>>>

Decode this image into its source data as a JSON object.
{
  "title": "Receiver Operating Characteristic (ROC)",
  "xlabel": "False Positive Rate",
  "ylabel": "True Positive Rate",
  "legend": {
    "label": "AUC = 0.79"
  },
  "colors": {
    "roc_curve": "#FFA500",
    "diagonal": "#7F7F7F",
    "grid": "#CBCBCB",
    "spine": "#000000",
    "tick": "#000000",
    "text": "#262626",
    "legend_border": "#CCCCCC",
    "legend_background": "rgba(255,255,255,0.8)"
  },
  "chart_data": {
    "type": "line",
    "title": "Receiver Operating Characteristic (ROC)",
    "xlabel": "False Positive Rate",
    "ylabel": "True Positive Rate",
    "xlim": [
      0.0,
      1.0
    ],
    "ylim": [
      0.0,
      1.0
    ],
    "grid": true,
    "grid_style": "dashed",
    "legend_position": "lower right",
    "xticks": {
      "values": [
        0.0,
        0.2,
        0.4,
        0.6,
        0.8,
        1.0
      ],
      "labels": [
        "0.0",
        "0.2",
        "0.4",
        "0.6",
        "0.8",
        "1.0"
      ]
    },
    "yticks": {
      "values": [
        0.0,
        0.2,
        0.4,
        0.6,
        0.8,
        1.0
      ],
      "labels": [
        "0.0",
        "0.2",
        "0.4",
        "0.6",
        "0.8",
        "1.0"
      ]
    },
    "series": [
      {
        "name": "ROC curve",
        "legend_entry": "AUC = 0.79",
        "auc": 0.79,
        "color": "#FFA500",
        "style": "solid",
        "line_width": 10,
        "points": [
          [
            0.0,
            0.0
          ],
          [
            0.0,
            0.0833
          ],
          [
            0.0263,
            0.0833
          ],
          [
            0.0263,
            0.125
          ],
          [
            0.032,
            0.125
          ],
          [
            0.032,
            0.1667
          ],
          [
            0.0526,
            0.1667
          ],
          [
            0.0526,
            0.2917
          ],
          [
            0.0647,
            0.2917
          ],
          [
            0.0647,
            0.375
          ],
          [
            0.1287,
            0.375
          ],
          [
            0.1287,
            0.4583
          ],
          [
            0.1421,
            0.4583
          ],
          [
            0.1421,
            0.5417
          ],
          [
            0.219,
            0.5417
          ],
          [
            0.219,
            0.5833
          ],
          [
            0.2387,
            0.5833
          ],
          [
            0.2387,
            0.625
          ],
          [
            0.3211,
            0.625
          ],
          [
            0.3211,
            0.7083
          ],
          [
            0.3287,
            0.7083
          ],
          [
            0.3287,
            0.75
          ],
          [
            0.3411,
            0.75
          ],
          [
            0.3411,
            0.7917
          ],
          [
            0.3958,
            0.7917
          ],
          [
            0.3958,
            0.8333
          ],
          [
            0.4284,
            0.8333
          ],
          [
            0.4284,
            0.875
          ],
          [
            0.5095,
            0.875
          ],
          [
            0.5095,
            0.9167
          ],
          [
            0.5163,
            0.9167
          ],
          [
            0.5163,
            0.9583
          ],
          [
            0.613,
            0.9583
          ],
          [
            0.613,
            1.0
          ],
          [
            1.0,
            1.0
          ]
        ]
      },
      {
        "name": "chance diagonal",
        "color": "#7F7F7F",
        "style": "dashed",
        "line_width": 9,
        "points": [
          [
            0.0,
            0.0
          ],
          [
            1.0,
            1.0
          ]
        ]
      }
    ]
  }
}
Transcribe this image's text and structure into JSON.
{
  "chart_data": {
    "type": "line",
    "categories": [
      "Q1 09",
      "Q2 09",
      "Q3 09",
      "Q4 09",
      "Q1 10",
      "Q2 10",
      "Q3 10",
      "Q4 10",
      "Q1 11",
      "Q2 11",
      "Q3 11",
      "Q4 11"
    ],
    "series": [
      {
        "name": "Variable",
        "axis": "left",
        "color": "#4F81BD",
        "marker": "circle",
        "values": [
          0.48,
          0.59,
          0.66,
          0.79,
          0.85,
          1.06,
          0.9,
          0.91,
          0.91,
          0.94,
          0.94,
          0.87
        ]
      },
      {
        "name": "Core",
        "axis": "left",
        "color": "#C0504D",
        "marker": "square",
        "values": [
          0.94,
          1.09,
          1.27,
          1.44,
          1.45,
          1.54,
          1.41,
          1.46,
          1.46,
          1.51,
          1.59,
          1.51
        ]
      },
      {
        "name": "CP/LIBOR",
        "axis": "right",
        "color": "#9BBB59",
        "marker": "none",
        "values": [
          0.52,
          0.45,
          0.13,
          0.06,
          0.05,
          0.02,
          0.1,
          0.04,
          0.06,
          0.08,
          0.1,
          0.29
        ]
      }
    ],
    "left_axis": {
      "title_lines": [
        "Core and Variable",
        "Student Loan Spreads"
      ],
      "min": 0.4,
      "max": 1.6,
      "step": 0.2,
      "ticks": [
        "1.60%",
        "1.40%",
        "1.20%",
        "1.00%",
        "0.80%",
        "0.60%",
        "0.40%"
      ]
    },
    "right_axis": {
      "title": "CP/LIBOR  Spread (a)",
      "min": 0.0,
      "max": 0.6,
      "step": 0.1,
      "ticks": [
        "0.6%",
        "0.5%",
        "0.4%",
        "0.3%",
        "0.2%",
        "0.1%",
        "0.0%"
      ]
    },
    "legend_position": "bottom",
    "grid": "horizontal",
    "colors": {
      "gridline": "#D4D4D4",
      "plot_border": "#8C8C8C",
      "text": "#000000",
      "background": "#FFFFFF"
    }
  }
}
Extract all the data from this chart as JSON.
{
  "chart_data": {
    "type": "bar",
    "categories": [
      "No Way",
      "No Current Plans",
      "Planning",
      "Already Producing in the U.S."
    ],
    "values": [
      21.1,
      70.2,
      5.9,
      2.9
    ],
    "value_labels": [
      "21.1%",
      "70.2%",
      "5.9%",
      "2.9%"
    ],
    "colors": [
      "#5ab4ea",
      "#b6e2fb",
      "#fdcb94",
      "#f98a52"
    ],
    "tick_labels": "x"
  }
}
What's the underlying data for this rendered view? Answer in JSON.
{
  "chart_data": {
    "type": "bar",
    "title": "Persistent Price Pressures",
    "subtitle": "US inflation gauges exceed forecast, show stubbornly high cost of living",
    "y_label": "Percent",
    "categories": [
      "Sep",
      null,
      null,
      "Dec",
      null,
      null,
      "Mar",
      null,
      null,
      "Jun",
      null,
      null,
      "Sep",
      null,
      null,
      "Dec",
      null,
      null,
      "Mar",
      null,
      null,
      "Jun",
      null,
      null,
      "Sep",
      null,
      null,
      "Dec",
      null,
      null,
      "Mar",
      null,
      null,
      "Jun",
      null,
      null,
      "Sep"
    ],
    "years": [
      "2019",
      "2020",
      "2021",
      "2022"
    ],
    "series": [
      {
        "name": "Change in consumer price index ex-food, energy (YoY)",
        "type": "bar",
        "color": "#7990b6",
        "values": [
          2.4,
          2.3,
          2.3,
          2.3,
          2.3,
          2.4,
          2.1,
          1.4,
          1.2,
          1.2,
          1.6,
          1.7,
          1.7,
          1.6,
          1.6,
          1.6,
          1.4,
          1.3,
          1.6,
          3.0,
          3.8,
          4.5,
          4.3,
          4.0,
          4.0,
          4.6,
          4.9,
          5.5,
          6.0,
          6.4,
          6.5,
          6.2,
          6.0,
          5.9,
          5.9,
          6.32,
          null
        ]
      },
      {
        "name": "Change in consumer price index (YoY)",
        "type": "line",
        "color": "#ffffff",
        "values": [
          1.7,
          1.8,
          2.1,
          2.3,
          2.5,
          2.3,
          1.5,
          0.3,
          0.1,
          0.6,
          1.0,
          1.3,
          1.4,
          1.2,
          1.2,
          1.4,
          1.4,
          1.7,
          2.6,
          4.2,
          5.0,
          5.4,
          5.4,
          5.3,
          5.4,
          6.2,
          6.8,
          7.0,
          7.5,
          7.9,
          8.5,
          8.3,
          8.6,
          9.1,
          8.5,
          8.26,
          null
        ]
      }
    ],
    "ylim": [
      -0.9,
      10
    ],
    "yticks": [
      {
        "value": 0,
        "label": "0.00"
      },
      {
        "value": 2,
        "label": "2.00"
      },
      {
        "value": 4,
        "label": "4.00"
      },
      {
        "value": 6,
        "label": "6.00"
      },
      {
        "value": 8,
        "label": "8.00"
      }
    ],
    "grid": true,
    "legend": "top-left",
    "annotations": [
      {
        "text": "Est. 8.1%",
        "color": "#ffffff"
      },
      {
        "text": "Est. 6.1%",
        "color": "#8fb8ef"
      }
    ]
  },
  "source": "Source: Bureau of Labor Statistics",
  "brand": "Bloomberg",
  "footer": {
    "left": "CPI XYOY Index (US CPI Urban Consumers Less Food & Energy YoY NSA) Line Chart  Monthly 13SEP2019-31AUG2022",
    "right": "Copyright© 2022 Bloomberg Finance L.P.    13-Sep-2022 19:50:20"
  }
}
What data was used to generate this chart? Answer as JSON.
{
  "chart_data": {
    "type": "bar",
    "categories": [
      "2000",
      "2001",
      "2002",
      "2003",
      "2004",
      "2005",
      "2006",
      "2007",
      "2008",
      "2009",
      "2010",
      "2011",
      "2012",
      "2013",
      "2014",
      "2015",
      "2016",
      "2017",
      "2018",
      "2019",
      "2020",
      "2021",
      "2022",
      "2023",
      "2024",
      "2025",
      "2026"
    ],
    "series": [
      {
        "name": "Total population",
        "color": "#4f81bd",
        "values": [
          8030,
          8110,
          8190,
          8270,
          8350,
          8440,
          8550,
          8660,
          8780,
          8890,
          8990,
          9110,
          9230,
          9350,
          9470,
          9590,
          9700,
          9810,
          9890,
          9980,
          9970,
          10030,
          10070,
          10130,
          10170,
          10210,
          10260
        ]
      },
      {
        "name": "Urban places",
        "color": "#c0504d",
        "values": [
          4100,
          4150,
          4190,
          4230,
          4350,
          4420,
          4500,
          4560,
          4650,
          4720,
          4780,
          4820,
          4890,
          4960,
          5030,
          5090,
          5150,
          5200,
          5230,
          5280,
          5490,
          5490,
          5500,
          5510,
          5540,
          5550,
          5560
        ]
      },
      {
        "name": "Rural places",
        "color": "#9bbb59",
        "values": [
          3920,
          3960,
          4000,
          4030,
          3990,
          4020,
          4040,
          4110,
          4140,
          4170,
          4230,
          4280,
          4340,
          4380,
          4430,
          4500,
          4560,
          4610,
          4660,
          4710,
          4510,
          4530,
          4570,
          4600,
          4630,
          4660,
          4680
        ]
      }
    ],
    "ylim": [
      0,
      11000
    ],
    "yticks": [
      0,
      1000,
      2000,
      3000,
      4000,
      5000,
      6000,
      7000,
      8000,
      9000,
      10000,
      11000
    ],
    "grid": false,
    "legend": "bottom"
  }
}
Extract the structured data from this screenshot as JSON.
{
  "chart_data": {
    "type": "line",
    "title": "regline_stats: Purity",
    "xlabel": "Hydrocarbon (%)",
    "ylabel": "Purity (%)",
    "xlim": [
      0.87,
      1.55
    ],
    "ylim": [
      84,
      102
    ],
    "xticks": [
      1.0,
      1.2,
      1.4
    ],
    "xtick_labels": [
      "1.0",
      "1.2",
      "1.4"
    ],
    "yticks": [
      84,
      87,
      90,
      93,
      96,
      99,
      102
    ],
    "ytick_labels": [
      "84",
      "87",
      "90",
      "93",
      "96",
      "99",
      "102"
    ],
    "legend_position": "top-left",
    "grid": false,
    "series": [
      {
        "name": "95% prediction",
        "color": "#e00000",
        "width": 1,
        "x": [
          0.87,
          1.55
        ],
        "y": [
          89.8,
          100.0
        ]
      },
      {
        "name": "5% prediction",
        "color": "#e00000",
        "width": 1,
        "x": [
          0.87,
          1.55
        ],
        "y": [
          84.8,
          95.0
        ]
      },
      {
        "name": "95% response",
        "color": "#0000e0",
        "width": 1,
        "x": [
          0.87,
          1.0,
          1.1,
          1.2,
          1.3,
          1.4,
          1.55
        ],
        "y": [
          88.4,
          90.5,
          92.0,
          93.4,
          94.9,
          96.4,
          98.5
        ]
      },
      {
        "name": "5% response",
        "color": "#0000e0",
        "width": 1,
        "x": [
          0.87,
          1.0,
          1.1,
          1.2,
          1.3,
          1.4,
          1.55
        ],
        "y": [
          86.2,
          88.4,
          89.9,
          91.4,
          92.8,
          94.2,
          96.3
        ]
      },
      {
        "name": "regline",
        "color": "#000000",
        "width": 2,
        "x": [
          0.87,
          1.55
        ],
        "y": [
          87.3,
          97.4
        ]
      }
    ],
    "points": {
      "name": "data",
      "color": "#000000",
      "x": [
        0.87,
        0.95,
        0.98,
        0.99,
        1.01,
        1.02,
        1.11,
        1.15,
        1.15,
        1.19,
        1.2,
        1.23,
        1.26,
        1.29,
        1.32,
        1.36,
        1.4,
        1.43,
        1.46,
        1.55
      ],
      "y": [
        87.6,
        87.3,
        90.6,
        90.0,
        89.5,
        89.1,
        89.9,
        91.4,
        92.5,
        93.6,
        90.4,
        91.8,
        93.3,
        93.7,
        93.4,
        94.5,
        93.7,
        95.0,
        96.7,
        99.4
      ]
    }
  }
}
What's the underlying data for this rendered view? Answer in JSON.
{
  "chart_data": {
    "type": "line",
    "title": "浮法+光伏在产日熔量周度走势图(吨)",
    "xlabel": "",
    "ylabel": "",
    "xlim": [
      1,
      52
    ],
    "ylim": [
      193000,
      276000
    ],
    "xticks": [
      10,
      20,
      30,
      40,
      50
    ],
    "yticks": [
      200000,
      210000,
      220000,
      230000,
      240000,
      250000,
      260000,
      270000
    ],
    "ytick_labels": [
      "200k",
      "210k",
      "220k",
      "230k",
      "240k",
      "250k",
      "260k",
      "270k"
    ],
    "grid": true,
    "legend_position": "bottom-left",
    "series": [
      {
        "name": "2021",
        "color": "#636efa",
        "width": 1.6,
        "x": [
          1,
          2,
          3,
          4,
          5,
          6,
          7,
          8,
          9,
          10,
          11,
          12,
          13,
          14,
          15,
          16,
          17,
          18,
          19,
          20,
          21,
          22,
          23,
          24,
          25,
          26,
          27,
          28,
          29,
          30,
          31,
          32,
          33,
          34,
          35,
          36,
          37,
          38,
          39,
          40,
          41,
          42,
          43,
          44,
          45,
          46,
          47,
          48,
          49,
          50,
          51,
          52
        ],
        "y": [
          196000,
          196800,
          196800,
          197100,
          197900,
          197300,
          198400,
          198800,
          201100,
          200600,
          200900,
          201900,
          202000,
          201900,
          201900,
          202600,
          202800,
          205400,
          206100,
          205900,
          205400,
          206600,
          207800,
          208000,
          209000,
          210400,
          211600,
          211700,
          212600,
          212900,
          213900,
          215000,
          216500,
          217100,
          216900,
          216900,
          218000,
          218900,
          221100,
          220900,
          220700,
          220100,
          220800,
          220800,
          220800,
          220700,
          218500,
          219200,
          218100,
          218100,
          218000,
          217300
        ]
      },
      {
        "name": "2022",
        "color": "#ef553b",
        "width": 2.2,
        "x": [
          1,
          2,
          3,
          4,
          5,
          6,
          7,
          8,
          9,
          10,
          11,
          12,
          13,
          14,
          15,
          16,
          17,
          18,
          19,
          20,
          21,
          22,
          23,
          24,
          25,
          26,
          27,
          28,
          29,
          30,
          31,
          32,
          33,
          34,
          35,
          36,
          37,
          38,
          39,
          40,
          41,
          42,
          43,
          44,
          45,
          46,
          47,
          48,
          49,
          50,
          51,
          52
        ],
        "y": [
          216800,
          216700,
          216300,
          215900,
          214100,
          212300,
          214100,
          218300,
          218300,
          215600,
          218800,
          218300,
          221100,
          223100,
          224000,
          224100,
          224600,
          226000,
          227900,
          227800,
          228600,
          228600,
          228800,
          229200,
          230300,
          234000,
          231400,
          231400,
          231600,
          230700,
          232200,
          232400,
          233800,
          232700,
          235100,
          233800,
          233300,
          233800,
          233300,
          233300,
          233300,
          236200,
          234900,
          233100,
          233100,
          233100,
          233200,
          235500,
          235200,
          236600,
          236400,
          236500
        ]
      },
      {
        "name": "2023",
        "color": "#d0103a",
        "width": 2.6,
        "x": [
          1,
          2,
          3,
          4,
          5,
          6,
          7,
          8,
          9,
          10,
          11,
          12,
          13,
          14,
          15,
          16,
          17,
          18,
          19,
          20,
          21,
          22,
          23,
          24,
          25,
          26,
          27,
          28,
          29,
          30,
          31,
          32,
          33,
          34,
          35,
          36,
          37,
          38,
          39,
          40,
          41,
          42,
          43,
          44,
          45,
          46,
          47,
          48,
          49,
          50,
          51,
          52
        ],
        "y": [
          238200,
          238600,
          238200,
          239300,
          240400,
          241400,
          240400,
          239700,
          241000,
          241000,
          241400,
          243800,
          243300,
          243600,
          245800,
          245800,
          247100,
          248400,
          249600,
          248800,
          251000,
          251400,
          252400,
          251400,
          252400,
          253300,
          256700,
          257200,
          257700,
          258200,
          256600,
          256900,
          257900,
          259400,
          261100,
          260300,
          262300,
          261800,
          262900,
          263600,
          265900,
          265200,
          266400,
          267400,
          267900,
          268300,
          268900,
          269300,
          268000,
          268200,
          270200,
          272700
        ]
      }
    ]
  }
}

<<<

Using the listing above, list every line in which the string "Receiver" occurs.

  "title": "Receiver Operating Characteristic (ROC)",
    "title": "Receiver Operating Characteristic (ROC)",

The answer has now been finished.